## BEGIN Task input
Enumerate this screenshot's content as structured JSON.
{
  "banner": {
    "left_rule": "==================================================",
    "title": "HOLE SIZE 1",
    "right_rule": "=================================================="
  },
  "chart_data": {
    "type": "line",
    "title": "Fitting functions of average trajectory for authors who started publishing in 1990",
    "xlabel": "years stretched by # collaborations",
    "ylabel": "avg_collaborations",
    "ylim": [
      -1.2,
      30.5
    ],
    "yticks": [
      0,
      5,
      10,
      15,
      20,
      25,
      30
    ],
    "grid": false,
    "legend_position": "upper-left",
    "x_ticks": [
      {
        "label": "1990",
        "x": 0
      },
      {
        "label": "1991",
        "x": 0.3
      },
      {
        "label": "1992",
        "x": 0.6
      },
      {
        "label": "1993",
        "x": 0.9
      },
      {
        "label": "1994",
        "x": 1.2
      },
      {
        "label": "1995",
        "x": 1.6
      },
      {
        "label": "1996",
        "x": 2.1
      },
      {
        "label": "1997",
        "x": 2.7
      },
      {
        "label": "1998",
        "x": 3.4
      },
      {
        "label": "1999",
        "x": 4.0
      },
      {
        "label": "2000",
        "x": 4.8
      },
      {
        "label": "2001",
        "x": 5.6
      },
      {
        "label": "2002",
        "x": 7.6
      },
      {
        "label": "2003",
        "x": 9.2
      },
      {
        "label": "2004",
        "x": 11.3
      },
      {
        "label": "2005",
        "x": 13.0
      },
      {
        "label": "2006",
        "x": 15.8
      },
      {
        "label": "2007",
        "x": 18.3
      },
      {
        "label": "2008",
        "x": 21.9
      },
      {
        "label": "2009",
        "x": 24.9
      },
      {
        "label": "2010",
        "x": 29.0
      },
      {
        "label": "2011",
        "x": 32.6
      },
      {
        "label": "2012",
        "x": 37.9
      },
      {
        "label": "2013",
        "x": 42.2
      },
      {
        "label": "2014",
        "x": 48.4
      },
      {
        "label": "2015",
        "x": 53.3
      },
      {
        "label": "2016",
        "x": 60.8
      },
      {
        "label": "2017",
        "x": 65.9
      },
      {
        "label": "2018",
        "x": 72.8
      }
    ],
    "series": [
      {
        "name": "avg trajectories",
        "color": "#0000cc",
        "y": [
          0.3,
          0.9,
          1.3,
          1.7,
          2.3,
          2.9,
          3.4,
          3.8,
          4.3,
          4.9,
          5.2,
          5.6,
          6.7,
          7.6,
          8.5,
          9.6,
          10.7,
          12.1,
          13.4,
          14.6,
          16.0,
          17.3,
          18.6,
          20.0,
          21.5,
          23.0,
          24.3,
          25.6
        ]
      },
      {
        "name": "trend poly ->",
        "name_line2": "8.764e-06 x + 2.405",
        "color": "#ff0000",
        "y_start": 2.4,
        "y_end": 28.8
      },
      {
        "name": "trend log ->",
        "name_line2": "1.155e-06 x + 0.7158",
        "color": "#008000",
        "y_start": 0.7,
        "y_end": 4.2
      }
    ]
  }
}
## END Task input
## BEGIN Task input
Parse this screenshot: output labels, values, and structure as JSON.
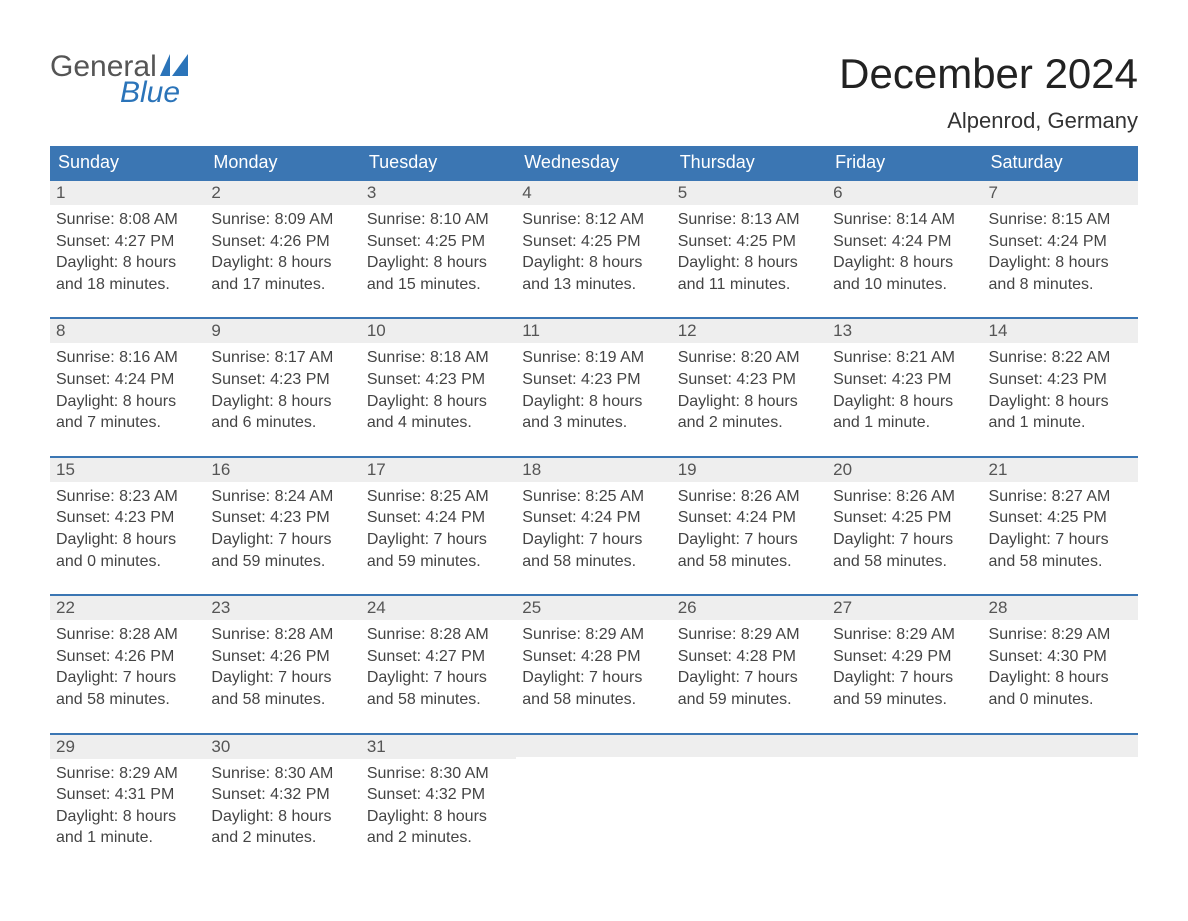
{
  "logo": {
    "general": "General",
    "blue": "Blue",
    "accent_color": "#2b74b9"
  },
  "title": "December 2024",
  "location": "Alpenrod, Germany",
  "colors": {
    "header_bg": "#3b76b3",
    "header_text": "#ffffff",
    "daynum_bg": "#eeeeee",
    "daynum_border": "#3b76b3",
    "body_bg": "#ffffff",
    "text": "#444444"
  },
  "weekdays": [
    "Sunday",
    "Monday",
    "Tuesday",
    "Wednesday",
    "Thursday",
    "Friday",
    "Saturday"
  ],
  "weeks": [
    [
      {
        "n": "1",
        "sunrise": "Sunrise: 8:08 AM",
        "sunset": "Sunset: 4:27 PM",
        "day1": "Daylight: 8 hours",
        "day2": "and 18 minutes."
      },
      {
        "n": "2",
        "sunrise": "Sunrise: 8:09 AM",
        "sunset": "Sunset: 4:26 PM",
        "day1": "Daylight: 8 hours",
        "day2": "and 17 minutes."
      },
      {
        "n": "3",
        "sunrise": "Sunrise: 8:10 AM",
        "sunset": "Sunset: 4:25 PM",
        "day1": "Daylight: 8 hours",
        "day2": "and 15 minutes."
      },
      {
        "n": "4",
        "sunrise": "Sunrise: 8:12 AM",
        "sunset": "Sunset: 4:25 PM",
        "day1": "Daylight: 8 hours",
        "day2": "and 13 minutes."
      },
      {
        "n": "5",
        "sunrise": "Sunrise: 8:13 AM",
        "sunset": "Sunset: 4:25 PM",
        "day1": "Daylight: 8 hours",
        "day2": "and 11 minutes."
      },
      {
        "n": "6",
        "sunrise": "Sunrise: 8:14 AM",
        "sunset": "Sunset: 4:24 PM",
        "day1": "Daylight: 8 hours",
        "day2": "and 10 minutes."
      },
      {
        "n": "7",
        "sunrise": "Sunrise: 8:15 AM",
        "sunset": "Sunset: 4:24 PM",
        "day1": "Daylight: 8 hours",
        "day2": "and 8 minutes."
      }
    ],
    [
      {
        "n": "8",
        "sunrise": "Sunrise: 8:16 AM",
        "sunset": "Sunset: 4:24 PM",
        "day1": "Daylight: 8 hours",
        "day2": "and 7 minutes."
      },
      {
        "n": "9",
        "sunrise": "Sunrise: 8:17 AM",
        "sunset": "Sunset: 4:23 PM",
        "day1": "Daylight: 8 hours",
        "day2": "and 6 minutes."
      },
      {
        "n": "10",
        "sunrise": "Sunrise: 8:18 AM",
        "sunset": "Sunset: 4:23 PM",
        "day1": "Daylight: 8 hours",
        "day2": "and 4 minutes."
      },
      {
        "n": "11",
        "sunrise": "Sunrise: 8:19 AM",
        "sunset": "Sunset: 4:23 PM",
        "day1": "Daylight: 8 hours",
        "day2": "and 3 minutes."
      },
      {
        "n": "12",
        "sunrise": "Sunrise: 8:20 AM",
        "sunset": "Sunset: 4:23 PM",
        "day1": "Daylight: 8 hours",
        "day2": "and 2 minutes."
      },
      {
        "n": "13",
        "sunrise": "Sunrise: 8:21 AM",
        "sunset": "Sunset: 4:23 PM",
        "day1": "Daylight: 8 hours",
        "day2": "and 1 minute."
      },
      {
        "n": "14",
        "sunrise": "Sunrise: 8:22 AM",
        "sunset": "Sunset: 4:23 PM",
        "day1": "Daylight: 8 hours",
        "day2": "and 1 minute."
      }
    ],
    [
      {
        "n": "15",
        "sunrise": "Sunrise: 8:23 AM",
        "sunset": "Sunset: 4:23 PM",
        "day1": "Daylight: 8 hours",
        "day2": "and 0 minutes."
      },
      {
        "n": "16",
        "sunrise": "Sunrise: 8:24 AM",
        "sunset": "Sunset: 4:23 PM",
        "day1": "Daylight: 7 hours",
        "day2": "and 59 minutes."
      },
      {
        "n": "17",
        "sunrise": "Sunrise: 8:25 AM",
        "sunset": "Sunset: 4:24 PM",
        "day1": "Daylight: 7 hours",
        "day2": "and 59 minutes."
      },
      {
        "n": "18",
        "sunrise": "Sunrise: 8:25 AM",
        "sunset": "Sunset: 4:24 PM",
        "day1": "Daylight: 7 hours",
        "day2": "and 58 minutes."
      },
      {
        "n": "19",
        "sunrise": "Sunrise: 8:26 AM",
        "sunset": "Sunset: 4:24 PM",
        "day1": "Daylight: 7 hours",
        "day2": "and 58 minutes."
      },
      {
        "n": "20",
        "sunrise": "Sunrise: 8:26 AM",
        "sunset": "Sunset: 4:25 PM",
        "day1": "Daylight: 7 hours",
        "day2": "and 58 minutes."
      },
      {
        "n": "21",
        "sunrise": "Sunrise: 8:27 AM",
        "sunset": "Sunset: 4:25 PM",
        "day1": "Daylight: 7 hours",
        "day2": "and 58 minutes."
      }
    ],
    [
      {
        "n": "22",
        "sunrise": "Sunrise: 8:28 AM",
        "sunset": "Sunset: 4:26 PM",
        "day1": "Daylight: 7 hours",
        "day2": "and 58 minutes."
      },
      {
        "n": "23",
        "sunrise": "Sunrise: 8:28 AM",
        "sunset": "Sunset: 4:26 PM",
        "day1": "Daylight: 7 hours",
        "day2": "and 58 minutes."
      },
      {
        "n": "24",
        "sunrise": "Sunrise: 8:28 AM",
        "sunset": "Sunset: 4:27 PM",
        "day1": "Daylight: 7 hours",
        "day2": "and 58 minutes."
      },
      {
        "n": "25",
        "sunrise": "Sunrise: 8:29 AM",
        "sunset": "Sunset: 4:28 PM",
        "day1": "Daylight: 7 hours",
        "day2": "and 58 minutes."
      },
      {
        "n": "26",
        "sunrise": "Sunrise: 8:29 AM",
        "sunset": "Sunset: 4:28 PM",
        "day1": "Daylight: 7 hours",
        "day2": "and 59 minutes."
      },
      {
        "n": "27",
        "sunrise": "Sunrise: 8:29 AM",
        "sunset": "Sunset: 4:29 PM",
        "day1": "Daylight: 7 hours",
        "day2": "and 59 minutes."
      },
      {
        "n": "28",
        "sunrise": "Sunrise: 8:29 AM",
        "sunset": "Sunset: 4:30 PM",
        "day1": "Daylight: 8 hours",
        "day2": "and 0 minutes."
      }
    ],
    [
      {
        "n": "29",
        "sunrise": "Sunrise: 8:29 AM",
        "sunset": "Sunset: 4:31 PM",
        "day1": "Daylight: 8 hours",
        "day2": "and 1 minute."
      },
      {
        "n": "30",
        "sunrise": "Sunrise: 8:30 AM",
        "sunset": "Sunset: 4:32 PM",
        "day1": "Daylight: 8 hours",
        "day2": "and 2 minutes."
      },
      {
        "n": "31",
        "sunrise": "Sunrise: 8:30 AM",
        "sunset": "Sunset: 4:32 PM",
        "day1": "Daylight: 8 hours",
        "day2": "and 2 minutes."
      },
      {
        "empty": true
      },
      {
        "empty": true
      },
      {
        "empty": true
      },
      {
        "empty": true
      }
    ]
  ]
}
## END Task input
Scan the material above for the string "this" and report each line where you find it.

Enumerate this screenshot's content as structured JSON.
Parse this screenshot: output labels, values, and structure as JSON.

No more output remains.